= EXERCISE DETAILS =
Give the listing again character for character, but drop the images.

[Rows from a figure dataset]
************

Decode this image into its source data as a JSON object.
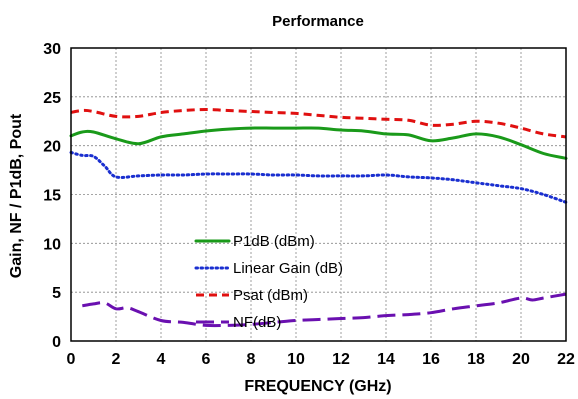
{
  "chart_data": {
    "type": "line",
    "title": "Performance",
    "xlabel": "FREQUENCY (GHz)",
    "ylabel": "Gain, NF / P1dB, Pout",
    "xlim": [
      0,
      22
    ],
    "ylim": [
      0,
      30
    ],
    "xticks": [
      "0",
      "2",
      "4",
      "6",
      "8",
      "10",
      "12",
      "14",
      "16",
      "18",
      "20",
      "22"
    ],
    "yticks": [
      "0",
      "5",
      "10",
      "15",
      "20",
      "25",
      "30"
    ],
    "grid": true,
    "legend_position": "center-left",
    "series": [
      {
        "name": "P1dB (dBm)",
        "color": "#1a9a1a",
        "dash": "solid",
        "x": [
          0,
          0.5,
          1,
          2,
          3,
          4,
          5,
          6,
          7,
          8,
          9,
          10,
          11,
          12,
          13,
          14,
          15,
          16,
          17,
          18,
          19,
          20,
          21,
          22
        ],
        "y": [
          21.0,
          21.4,
          21.4,
          20.7,
          20.2,
          20.9,
          21.2,
          21.5,
          21.7,
          21.8,
          21.8,
          21.8,
          21.8,
          21.6,
          21.5,
          21.2,
          21.1,
          20.5,
          20.8,
          21.2,
          20.9,
          20.1,
          19.2,
          18.7
        ]
      },
      {
        "name": "Linear Gain (dB)",
        "color": "#1a2fd0",
        "dash": "dotted",
        "x": [
          0,
          0.5,
          1,
          1.5,
          2,
          3,
          4,
          5,
          6,
          7,
          8,
          9,
          10,
          11,
          12,
          13,
          14,
          15,
          16,
          17,
          18,
          19,
          20,
          21,
          22
        ],
        "y": [
          19.3,
          19.0,
          18.9,
          17.9,
          16.8,
          16.9,
          17.0,
          17.0,
          17.1,
          17.1,
          17.1,
          17.0,
          17.0,
          16.9,
          16.9,
          16.9,
          17.0,
          16.8,
          16.7,
          16.5,
          16.2,
          15.9,
          15.6,
          15.0,
          14.2
        ]
      },
      {
        "name": "Psat (dBm)",
        "color": "#e01010",
        "dash": "dashed",
        "x": [
          0,
          0.5,
          1,
          2,
          3,
          4,
          5,
          6,
          7,
          8,
          9,
          10,
          11,
          12,
          13,
          14,
          15,
          16,
          17,
          18,
          19,
          20,
          21,
          22
        ],
        "y": [
          23.4,
          23.6,
          23.5,
          23.0,
          23.0,
          23.4,
          23.6,
          23.7,
          23.6,
          23.5,
          23.4,
          23.3,
          23.1,
          22.9,
          22.8,
          22.7,
          22.6,
          22.1,
          22.2,
          22.5,
          22.3,
          21.8,
          21.2,
          20.9
        ]
      },
      {
        "name": "NF(dB)",
        "color": "#6a10b0",
        "dash": "longdash",
        "x": [
          0.5,
          1,
          1.5,
          2,
          2.5,
          3,
          4,
          5,
          6,
          7,
          8,
          9,
          10,
          11,
          12,
          13,
          14,
          15,
          16,
          17,
          18,
          19,
          20,
          20.5,
          21,
          22
        ],
        "y": [
          3.6,
          3.8,
          3.9,
          3.3,
          3.4,
          3.0,
          2.1,
          1.9,
          1.6,
          1.6,
          1.7,
          1.9,
          2.1,
          2.2,
          2.3,
          2.4,
          2.6,
          2.7,
          2.9,
          3.3,
          3.6,
          3.9,
          4.4,
          4.2,
          4.4,
          4.8
        ]
      }
    ]
  }
}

************

= RESPONSE BELOW =
Decode this image into its source data as a JSON object.
{
  "chart_data": {
    "type": "line",
    "title": "Performance",
    "xlabel": "FREQUENCY (GHz)",
    "ylabel": "Gain, NF / P1dB, Pout",
    "xlim": [
      0,
      22
    ],
    "ylim": [
      0,
      30
    ],
    "xticks": [
      "0",
      "2",
      "4",
      "6",
      "8",
      "10",
      "12",
      "14",
      "16",
      "18",
      "20",
      "22"
    ],
    "yticks": [
      "0",
      "5",
      "10",
      "15",
      "20",
      "25",
      "30"
    ],
    "grid": true,
    "legend_position": "center-left",
    "series": [
      {
        "name": "P1dB (dBm)",
        "color": "#1a9a1a",
        "dash": "solid",
        "x": [
          0,
          0.5,
          1,
          2,
          3,
          4,
          5,
          6,
          7,
          8,
          9,
          10,
          11,
          12,
          13,
          14,
          15,
          16,
          17,
          18,
          19,
          20,
          21,
          22
        ],
        "y": [
          21.0,
          21.4,
          21.4,
          20.7,
          20.2,
          20.9,
          21.2,
          21.5,
          21.7,
          21.8,
          21.8,
          21.8,
          21.8,
          21.6,
          21.5,
          21.2,
          21.1,
          20.5,
          20.8,
          21.2,
          20.9,
          20.1,
          19.2,
          18.7
        ]
      },
      {
        "name": "Linear Gain (dB)",
        "color": "#1a2fd0",
        "dash": "dotted",
        "x": [
          0,
          0.5,
          1,
          1.5,
          2,
          3,
          4,
          5,
          6,
          7,
          8,
          9,
          10,
          11,
          12,
          13,
          14,
          15,
          16,
          17,
          18,
          19,
          20,
          21,
          22
        ],
        "y": [
          19.3,
          19.0,
          18.9,
          17.9,
          16.8,
          16.9,
          17.0,
          17.0,
          17.1,
          17.1,
          17.1,
          17.0,
          17.0,
          16.9,
          16.9,
          16.9,
          17.0,
          16.8,
          16.7,
          16.5,
          16.2,
          15.9,
          15.6,
          15.0,
          14.2
        ]
      },
      {
        "name": "Psat (dBm)",
        "color": "#e01010",
        "dash": "dashed",
        "x": [
          0,
          0.5,
          1,
          2,
          3,
          4,
          5,
          6,
          7,
          8,
          9,
          10,
          11,
          12,
          13,
          14,
          15,
          16,
          17,
          18,
          19,
          20,
          21,
          22
        ],
        "y": [
          23.4,
          23.6,
          23.5,
          23.0,
          23.0,
          23.4,
          23.6,
          23.7,
          23.6,
          23.5,
          23.4,
          23.3,
          23.1,
          22.9,
          22.8,
          22.7,
          22.6,
          22.1,
          22.2,
          22.5,
          22.3,
          21.8,
          21.2,
          20.9
        ]
      },
      {
        "name": "NF(dB)",
        "color": "#6a10b0",
        "dash": "longdash",
        "x": [
          0.5,
          1,
          1.5,
          2,
          2.5,
          3,
          4,
          5,
          6,
          7,
          8,
          9,
          10,
          11,
          12,
          13,
          14,
          15,
          16,
          17,
          18,
          19,
          20,
          20.5,
          21,
          22
        ],
        "y": [
          3.6,
          3.8,
          3.9,
          3.3,
          3.4,
          3.0,
          2.1,
          1.9,
          1.6,
          1.6,
          1.7,
          1.9,
          2.1,
          2.2,
          2.3,
          2.4,
          2.6,
          2.7,
          2.9,
          3.3,
          3.6,
          3.9,
          4.4,
          4.2,
          4.4,
          4.8
        ]
      }
    ]
  }
}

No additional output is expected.